Dataset records »
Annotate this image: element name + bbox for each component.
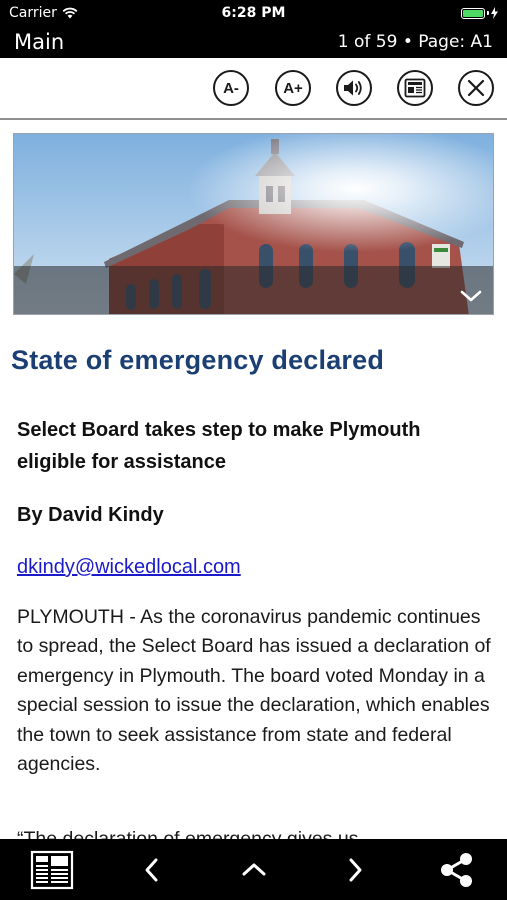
chevron-left-icon [145,858,158,881]
article-byline: By David Kindy [17,504,164,526]
page-indicator: 1 of 59 • Page: A1 [337,32,493,52]
increase-font-label: A+ [283,79,303,97]
decrease-font-label: A- [223,79,239,97]
article-headline: State of emergency declared [11,345,385,375]
next-article-button[interactable] [335,839,375,900]
share-button[interactable] [436,839,478,900]
section-title[interactable]: Main [14,28,64,56]
page-thumbnails-button[interactable] [26,839,78,900]
clock: 6:28 PM [221,5,286,21]
share-icon [441,852,472,887]
speaker-icon [344,80,362,96]
title-bar: Main 1 of 59 • Page: A1 [0,28,507,58]
newspaper-pages-icon [30,850,74,889]
bottom-navigation-bar [0,839,507,900]
article-paragraph-partial: “The declaration of emergency gives us [17,828,359,839]
author-email-link[interactable]: dkindy@wickedlocal.com [17,551,241,583]
charging-bolt-icon [491,7,498,19]
close-button[interactable] [458,70,494,106]
chevron-up-icon [242,863,266,875]
chevron-down-icon[interactable] [459,288,483,304]
battery-indicator [461,7,498,19]
article-subheadline: Select Board takes step to make Plymouth… [17,419,421,473]
article-photo[interactable] [13,133,494,315]
decrease-font-button[interactable]: A- [213,70,249,106]
close-icon [467,79,485,97]
chevron-right-icon [349,858,362,881]
status-bar: Carrier 6:28 PM [0,0,507,28]
article-toolbar: A- A+ [0,58,507,120]
article-paragraph: PLYMOUTH - As the coronavirus pandemic c… [17,606,491,776]
previous-article-button[interactable] [132,839,172,900]
increase-font-button[interactable]: A+ [275,70,311,106]
audio-button[interactable] [336,70,372,106]
scroll-up-button[interactable] [234,839,274,900]
photo-caption-bar [14,266,493,314]
battery-icon [461,7,485,19]
newspaper-icon [404,78,426,98]
page-view-button[interactable] [397,70,433,106]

Problem to work on » The result should be every entry, word for word, and no pictures.

Answer area »
Annotate this image: element name + bbox for each component.
chevron-left-icon [145,858,158,881]
article-byline: By David Kindy [17,504,164,526]
page-indicator: 1 of 59 • Page: A1 [337,32,493,52]
increase-font-label: A+ [283,79,303,97]
decrease-font-label: A- [223,79,239,97]
article-headline: State of emergency declared [11,345,385,375]
next-article-button[interactable] [335,839,375,900]
share-button[interactable] [436,839,478,900]
section-title[interactable]: Main [14,28,64,56]
page-thumbnails-button[interactable] [26,839,78,900]
clock: 6:28 PM [221,5,286,21]
share-icon [441,852,472,887]
speaker-icon [344,80,362,96]
title-bar: Main 1 of 59 • Page: A1 [0,28,507,58]
newspaper-pages-icon [30,850,74,889]
bottom-navigation-bar [0,839,507,900]
article-paragraph-partial: “The declaration of emergency gives us [17,828,359,839]
author-email-link[interactable]: dkindy@wickedlocal.com [17,551,241,583]
charging-bolt-icon [491,7,498,19]
close-button[interactable] [458,70,494,106]
chevron-up-icon [242,863,266,875]
chevron-down-icon[interactable] [459,288,483,304]
battery-indicator [461,7,498,19]
article-subheadline: Select Board takes step to make Plymouth… [17,419,421,473]
article-photo[interactable] [13,133,494,315]
decrease-font-button[interactable]: A- [213,70,249,106]
close-icon [467,79,485,97]
chevron-right-icon [349,858,362,881]
status-bar: Carrier 6:28 PM [0,0,507,28]
article-toolbar: A- A+ [0,58,507,120]
article-paragraph: PLYMOUTH - As the coronavirus pandemic c… [17,606,491,776]
previous-article-button[interactable] [132,839,172,900]
increase-font-button[interactable]: A+ [275,70,311,106]
audio-button[interactable] [336,70,372,106]
scroll-up-button[interactable] [234,839,274,900]
photo-caption-bar [14,266,493,314]
battery-icon [461,7,485,19]
newspaper-icon [404,78,426,98]
page-view-button[interactable] [397,70,433,106]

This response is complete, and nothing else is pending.